## Start Record list

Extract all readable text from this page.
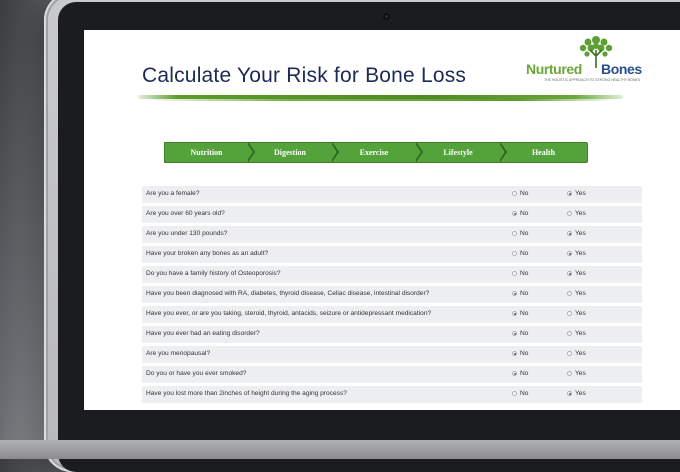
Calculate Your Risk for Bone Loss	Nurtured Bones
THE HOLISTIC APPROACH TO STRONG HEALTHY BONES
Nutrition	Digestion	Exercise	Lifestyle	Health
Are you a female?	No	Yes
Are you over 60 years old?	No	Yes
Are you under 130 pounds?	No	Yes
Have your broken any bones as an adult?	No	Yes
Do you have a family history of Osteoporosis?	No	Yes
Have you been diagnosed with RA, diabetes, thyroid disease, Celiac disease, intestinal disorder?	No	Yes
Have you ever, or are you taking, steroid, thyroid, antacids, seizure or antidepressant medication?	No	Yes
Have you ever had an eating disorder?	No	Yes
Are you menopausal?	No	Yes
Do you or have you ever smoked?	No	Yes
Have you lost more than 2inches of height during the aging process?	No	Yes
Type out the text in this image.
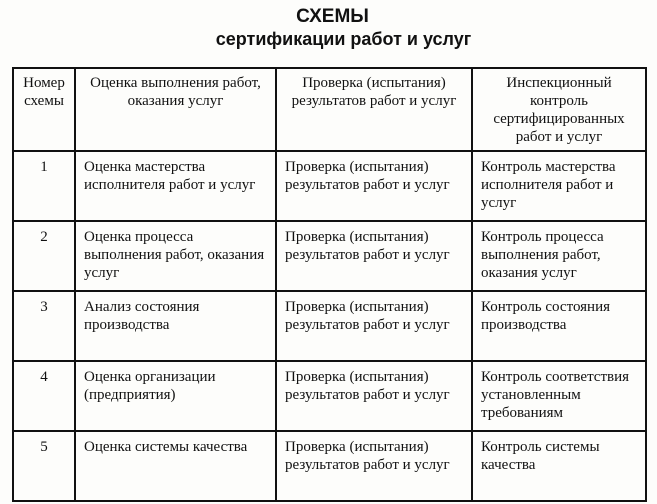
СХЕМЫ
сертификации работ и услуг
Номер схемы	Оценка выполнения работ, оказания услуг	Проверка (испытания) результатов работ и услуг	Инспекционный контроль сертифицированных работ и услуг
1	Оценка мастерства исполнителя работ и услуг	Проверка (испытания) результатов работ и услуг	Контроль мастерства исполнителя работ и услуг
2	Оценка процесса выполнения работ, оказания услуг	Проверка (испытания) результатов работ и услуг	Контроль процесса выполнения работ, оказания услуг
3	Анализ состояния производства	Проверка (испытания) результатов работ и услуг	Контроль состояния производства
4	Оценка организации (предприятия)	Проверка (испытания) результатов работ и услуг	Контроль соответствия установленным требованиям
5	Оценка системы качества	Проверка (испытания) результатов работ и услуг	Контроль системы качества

## End Record list

[To be done]
Locate all lines that include the word "оказания" and copy them out.

[Answer for the task]
Номер схемы	Оценка выполнения работ, оказания услуг	Проверка (испытания) результатов работ и услуг	Инспекционный контроль сертифицированных работ и услуг
2	Оценка процесса выполнения работ, оказания услуг	Проверка (испытания) результатов работ и услуг	Контроль процесса выполнения работ, оказания услуг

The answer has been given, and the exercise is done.